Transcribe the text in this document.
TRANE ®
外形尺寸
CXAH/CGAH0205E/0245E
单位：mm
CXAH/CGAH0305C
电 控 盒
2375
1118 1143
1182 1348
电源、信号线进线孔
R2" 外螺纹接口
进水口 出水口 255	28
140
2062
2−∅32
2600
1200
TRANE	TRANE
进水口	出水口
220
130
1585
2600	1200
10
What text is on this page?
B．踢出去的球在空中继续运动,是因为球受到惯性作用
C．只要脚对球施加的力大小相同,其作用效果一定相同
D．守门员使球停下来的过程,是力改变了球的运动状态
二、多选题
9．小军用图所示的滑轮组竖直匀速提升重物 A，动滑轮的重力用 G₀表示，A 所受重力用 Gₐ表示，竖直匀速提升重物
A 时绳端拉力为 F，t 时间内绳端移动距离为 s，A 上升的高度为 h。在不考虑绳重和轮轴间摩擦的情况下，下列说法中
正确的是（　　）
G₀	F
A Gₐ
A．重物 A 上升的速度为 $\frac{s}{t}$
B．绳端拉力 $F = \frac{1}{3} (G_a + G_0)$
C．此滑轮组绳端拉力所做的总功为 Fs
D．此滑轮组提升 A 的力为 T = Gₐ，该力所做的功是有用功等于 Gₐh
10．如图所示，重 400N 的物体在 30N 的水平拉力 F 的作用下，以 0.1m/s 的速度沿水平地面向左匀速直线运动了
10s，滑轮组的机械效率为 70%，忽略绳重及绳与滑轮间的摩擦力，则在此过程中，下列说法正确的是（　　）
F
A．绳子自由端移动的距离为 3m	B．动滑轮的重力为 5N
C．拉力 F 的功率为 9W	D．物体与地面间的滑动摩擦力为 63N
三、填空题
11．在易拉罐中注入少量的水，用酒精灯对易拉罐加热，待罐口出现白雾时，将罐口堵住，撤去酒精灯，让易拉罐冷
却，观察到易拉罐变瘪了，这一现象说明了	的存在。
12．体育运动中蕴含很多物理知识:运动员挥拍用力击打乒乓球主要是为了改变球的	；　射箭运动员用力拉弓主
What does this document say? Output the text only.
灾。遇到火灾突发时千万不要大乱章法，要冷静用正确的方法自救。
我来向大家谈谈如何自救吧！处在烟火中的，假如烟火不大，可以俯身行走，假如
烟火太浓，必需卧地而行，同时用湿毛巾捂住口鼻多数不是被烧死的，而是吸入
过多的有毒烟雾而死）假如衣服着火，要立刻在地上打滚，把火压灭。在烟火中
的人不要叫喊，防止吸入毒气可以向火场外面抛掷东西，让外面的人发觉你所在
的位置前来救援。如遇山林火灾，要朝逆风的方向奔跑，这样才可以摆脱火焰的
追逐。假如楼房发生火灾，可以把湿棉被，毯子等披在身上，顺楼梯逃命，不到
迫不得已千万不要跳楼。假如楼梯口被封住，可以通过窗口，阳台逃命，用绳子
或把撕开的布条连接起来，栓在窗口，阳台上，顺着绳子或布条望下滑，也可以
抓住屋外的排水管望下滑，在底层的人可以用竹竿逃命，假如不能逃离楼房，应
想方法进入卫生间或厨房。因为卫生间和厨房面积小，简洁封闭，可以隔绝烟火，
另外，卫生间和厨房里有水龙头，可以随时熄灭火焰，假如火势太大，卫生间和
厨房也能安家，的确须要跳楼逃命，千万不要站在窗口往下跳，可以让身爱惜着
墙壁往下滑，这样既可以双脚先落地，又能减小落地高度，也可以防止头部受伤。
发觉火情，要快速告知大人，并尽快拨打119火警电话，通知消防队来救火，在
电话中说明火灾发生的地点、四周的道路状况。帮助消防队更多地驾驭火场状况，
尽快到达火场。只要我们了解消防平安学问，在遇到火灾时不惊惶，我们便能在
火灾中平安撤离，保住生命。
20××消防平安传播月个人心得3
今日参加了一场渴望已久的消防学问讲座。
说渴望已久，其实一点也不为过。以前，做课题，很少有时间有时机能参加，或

━━━

=== SHORT PROBLEM ===
Copy out every line with the word "What".

=== THE OUTPUT ===
What text is on this page?
What does this document say? Output the text only.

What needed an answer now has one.